WHAT THE TASK ASKS
Among the entries, which lines carry the string "JSON"? Copy each of them.

[Records from a collection of figures]
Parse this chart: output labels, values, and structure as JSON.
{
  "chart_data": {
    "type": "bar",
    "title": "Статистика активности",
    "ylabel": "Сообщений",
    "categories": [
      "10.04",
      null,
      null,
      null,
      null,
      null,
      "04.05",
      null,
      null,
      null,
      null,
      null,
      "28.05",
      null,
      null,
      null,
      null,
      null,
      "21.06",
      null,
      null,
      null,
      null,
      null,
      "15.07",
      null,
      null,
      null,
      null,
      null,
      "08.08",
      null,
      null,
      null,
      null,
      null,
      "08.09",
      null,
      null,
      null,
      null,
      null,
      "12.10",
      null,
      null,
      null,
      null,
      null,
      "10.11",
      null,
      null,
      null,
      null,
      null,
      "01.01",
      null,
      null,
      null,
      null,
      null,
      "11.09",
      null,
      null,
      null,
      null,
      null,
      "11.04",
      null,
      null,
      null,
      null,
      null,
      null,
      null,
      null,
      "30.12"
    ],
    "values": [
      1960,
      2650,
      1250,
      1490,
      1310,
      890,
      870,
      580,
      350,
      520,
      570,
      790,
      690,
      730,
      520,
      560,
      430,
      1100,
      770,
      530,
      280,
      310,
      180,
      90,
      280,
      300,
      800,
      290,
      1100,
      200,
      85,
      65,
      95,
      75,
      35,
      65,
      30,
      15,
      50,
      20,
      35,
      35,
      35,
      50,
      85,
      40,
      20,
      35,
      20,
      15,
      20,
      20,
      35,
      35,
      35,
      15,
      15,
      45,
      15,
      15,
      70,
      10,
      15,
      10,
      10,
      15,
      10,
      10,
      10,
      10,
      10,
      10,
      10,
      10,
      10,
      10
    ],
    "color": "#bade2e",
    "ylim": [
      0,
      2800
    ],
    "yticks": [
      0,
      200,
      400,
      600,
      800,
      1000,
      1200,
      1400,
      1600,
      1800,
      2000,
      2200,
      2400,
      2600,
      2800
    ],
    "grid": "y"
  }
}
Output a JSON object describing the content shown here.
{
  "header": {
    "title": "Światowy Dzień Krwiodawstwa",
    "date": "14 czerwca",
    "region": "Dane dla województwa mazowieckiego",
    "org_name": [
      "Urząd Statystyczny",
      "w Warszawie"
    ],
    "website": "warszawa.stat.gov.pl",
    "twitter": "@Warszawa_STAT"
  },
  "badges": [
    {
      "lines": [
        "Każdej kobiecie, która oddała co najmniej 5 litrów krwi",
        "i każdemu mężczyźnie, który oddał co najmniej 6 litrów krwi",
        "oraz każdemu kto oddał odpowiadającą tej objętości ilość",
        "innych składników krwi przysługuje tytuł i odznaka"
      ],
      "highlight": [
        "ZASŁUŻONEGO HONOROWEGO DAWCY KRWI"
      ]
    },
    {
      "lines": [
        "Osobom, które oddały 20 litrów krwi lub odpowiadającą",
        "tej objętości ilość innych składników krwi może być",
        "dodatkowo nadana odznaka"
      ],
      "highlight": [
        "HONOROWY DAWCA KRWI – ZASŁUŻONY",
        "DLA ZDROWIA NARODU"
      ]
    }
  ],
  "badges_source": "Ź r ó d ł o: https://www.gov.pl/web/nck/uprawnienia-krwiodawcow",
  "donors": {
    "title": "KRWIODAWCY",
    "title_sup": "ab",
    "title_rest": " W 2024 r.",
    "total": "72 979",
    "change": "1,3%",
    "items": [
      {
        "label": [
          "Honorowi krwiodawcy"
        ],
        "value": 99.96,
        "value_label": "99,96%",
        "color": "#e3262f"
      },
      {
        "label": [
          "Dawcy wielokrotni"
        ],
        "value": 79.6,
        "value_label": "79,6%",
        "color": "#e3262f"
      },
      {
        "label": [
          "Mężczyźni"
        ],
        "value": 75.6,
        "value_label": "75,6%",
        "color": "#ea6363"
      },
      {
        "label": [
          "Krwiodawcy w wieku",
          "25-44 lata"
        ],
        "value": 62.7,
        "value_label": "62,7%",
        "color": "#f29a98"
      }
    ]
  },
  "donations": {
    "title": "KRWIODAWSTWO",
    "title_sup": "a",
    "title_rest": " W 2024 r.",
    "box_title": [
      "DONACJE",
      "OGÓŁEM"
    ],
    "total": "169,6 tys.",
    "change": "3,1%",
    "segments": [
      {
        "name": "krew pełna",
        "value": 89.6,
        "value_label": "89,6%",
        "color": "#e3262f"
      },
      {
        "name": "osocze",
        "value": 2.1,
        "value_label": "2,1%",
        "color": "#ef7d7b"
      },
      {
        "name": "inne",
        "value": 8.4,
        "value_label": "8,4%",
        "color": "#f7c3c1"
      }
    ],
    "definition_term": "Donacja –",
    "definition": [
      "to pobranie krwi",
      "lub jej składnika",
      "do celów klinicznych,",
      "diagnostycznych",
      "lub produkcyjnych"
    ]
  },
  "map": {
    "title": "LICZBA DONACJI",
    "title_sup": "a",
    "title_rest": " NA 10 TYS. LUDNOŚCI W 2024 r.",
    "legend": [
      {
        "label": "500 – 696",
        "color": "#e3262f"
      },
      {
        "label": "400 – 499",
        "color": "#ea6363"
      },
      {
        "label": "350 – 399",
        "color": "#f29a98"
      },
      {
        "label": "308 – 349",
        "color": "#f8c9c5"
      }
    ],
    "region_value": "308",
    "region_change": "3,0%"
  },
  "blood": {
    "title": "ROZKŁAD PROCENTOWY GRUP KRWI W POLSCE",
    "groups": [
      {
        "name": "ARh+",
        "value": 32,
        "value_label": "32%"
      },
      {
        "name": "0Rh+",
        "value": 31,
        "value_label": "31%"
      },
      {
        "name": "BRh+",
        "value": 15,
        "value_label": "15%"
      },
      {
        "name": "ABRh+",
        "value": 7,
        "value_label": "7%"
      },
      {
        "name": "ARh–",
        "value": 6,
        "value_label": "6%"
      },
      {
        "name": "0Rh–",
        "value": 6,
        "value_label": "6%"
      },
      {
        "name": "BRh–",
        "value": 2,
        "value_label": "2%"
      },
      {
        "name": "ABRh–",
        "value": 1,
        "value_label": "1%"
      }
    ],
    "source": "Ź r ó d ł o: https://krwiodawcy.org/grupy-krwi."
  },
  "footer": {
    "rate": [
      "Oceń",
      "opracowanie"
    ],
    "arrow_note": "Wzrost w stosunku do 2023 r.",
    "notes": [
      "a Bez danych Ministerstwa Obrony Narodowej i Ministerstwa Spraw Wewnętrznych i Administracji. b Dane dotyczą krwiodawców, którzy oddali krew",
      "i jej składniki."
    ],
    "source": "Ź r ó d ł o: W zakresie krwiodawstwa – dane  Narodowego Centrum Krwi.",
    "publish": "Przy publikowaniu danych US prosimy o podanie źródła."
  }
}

RESULT FOR THIS EXERCISE
Parse this chart: output labels, values, and structure as JSON.
Output a JSON object describing the content shown here.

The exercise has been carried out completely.